** YOUR INSTRUCTIONS **
Retype all the records with nothing changed.

---------- SUPPLIED INFORMATION

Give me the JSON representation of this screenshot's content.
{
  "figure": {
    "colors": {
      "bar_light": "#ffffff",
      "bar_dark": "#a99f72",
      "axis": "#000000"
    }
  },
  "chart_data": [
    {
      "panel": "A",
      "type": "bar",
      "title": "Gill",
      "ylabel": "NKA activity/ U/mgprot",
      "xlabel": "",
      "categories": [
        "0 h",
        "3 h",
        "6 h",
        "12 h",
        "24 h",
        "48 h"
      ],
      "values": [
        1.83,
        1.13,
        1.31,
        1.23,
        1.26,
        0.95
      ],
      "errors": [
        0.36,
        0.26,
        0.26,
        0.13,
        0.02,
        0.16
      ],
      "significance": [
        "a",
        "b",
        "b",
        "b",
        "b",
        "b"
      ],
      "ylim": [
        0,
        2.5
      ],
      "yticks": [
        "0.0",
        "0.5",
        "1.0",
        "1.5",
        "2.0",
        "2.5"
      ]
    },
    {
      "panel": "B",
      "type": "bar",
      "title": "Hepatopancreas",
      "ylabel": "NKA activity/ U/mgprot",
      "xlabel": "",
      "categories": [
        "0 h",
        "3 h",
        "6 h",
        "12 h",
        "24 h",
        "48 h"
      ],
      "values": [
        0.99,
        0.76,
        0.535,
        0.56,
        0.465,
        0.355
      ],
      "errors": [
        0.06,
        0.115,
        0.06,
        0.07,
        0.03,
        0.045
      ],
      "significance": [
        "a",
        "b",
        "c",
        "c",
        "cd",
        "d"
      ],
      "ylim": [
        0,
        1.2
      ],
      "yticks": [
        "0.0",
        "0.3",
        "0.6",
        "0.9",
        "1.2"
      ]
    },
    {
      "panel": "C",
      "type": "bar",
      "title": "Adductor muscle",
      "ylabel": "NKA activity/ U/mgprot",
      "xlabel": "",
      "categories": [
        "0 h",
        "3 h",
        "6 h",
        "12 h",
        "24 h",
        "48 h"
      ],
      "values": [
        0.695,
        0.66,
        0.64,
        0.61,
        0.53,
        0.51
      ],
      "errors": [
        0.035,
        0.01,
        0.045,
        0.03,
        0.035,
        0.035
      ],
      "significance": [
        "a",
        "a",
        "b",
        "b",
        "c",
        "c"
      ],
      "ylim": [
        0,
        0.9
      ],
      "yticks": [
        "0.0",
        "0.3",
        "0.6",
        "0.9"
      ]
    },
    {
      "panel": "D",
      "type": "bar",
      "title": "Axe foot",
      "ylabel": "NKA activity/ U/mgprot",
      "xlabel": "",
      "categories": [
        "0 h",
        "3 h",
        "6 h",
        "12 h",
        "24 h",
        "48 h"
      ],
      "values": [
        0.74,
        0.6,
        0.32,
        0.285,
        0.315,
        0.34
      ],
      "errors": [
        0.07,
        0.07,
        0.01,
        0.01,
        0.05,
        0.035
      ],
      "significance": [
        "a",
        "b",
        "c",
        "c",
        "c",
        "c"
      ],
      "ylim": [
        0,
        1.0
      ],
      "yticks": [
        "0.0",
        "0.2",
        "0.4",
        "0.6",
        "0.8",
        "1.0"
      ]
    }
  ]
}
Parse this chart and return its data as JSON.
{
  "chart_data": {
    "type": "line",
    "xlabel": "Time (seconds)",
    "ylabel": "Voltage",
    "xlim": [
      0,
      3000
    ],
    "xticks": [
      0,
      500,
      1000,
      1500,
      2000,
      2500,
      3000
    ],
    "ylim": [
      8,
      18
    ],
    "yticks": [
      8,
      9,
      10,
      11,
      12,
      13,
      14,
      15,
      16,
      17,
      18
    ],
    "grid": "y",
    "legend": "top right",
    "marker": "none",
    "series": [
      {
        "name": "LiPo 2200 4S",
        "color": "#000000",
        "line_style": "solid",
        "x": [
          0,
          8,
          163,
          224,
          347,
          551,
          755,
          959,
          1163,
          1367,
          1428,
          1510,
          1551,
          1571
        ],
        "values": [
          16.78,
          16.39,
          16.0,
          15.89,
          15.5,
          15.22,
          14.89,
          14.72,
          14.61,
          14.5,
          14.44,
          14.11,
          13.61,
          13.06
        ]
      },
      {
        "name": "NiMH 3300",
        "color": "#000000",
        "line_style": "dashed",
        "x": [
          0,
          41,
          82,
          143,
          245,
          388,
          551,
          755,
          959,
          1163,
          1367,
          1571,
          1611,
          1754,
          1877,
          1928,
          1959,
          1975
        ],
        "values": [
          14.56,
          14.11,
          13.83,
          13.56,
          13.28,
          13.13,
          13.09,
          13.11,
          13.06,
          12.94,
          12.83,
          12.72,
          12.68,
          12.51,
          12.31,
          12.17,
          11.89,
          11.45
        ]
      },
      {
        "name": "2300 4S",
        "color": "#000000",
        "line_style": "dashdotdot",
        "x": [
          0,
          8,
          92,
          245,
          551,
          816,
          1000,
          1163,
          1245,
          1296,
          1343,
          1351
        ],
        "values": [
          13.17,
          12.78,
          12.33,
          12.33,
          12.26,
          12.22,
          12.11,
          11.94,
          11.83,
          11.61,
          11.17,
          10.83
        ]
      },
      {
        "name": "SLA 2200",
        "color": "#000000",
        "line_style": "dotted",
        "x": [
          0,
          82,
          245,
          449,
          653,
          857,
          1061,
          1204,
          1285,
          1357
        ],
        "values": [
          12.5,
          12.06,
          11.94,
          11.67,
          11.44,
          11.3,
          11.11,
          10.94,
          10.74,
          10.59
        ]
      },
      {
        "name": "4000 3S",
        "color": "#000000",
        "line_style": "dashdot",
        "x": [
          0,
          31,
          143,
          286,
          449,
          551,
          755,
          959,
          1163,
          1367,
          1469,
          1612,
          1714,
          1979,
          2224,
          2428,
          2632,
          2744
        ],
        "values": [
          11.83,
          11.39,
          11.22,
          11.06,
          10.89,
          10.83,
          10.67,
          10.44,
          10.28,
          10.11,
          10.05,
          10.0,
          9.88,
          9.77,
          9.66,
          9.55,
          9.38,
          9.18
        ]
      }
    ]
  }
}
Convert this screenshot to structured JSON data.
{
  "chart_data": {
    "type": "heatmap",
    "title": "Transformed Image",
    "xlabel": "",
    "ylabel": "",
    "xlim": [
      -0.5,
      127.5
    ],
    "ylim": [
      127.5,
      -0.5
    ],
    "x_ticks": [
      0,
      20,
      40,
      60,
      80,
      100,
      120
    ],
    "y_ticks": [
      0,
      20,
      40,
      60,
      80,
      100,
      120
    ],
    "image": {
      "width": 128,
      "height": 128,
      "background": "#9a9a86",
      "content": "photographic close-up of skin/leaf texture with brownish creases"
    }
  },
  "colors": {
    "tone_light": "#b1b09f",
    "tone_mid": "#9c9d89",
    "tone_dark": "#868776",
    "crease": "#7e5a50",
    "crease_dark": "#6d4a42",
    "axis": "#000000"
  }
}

--------------------

** FULL RESPONSE **
Give me the JSON representation of this screenshot's content.
{
  "figure": {
    "colors": {
      "bar_light": "#ffffff",
      "bar_dark": "#a99f72",
      "axis": "#000000"
    }
  },
  "chart_data": [
    {
      "panel": "A",
      "type": "bar",
      "title": "Gill",
      "ylabel": "NKA activity/ U/mgprot",
      "xlabel": "",
      "categories": [
        "0 h",
        "3 h",
        "6 h",
        "12 h",
        "24 h",
        "48 h"
      ],
      "values": [
        1.83,
        1.13,
        1.31,
        1.23,
        1.26,
        0.95
      ],
      "errors": [
        0.36,
        0.26,
        0.26,
        0.13,
        0.02,
        0.16
      ],
      "significance": [
        "a",
        "b",
        "b",
        "b",
        "b",
        "b"
      ],
      "ylim": [
        0,
        2.5
      ],
      "yticks": [
        "0.0",
        "0.5",
        "1.0",
        "1.5",
        "2.0",
        "2.5"
      ]
    },
    {
      "panel": "B",
      "type": "bar",
      "title": "Hepatopancreas",
      "ylabel": "NKA activity/ U/mgprot",
      "xlabel": "",
      "categories": [
        "0 h",
        "3 h",
        "6 h",
        "12 h",
        "24 h",
        "48 h"
      ],
      "values": [
        0.99,
        0.76,
        0.535,
        0.56,
        0.465,
        0.355
      ],
      "errors": [
        0.06,
        0.115,
        0.06,
        0.07,
        0.03,
        0.045
      ],
      "significance": [
        "a",
        "b",
        "c",
        "c",
        "cd",
        "d"
      ],
      "ylim": [
        0,
        1.2
      ],
      "yticks": [
        "0.0",
        "0.3",
        "0.6",
        "0.9",
        "1.2"
      ]
    },
    {
      "panel": "C",
      "type": "bar",
      "title": "Adductor muscle",
      "ylabel": "NKA activity/ U/mgprot",
      "xlabel": "",
      "categories": [
        "0 h",
        "3 h",
        "6 h",
        "12 h",
        "24 h",
        "48 h"
      ],
      "values": [
        0.695,
        0.66,
        0.64,
        0.61,
        0.53,
        0.51
      ],
      "errors": [
        0.035,
        0.01,
        0.045,
        0.03,
        0.035,
        0.035
      ],
      "significance": [
        "a",
        "a",
        "b",
        "b",
        "c",
        "c"
      ],
      "ylim": [
        0,
        0.9
      ],
      "yticks": [
        "0.0",
        "0.3",
        "0.6",
        "0.9"
      ]
    },
    {
      "panel": "D",
      "type": "bar",
      "title": "Axe foot",
      "ylabel": "NKA activity/ U/mgprot",
      "xlabel": "",
      "categories": [
        "0 h",
        "3 h",
        "6 h",
        "12 h",
        "24 h",
        "48 h"
      ],
      "values": [
        0.74,
        0.6,
        0.32,
        0.285,
        0.315,
        0.34
      ],
      "errors": [
        0.07,
        0.07,
        0.01,
        0.01,
        0.05,
        0.035
      ],
      "significance": [
        "a",
        "b",
        "c",
        "c",
        "c",
        "c"
      ],
      "ylim": [
        0,
        1.0
      ],
      "yticks": [
        "0.0",
        "0.2",
        "0.4",
        "0.6",
        "0.8",
        "1.0"
      ]
    }
  ]
}
Parse this chart and return its data as JSON.
{
  "chart_data": {
    "type": "line",
    "xlabel": "Time (seconds)",
    "ylabel": "Voltage",
    "xlim": [
      0,
      3000
    ],
    "xticks": [
      0,
      500,
      1000,
      1500,
      2000,
      2500,
      3000
    ],
    "ylim": [
      8,
      18
    ],
    "yticks": [
      8,
      9,
      10,
      11,
      12,
      13,
      14,
      15,
      16,
      17,
      18
    ],
    "grid": "y",
    "legend": "top right",
    "marker": "none",
    "series": [
      {
        "name": "LiPo 2200 4S",
        "color": "#000000",
        "line_style": "solid",
        "x": [
          0,
          8,
          163,
          224,
          347,
          551,
          755,
          959,
          1163,
          1367,
          1428,
          1510,
          1551,
          1571
        ],
        "values": [
          16.78,
          16.39,
          16.0,
          15.89,
          15.5,
          15.22,
          14.89,
          14.72,
          14.61,
          14.5,
          14.44,
          14.11,
          13.61,
          13.06
        ]
      },
      {
        "name": "NiMH 3300",
        "color": "#000000",
        "line_style": "dashed",
        "x": [
          0,
          41,
          82,
          143,
          245,
          388,
          551,
          755,
          959,
          1163,
          1367,
          1571,
          1611,
          1754,
          1877,
          1928,
          1959,
          1975
        ],
        "values": [
          14.56,
          14.11,
          13.83,
          13.56,
          13.28,
          13.13,
          13.09,
          13.11,
          13.06,
          12.94,
          12.83,
          12.72,
          12.68,
          12.51,
          12.31,
          12.17,
          11.89,
          11.45
        ]
      },
      {
        "name": "2300 4S",
        "color": "#000000",
        "line_style": "dashdotdot",
        "x": [
          0,
          8,
          92,
          245,
          551,
          816,
          1000,
          1163,
          1245,
          1296,
          1343,
          1351
        ],
        "values": [
          13.17,
          12.78,
          12.33,
          12.33,
          12.26,
          12.22,
          12.11,
          11.94,
          11.83,
          11.61,
          11.17,
          10.83
        ]
      },
      {
        "name": "SLA 2200",
        "color": "#000000",
        "line_style": "dotted",
        "x": [
          0,
          82,
          245,
          449,
          653,
          857,
          1061,
          1204,
          1285,
          1357
        ],
        "values": [
          12.5,
          12.06,
          11.94,
          11.67,
          11.44,
          11.3,
          11.11,
          10.94,
          10.74,
          10.59
        ]
      },
      {
        "name": "4000 3S",
        "color": "#000000",
        "line_style": "dashdot",
        "x": [
          0,
          31,
          143,
          286,
          449,
          551,
          755,
          959,
          1163,
          1367,
          1469,
          1612,
          1714,
          1979,
          2224,
          2428,
          2632,
          2744
        ],
        "values": [
          11.83,
          11.39,
          11.22,
          11.06,
          10.89,
          10.83,
          10.67,
          10.44,
          10.28,
          10.11,
          10.05,
          10.0,
          9.88,
          9.77,
          9.66,
          9.55,
          9.38,
          9.18
        ]
      }
    ]
  }
}
Convert this screenshot to structured JSON data.
{
  "chart_data": {
    "type": "heatmap",
    "title": "Transformed Image",
    "xlabel": "",
    "ylabel": "",
    "xlim": [
      -0.5,
      127.5
    ],
    "ylim": [
      127.5,
      -0.5
    ],
    "x_ticks": [
      0,
      20,
      40,
      60,
      80,
      100,
      120
    ],
    "y_ticks": [
      0,
      20,
      40,
      60,
      80,
      100,
      120
    ],
    "image": {
      "width": 128,
      "height": 128,
      "background": "#9a9a86",
      "content": "photographic close-up of skin/leaf texture with brownish creases"
    }
  },
  "colors": {
    "tone_light": "#b1b09f",
    "tone_mid": "#9c9d89",
    "tone_dark": "#868776",
    "crease": "#7e5a50",
    "crease_dark": "#6d4a42",
    "axis": "#000000"
  }
}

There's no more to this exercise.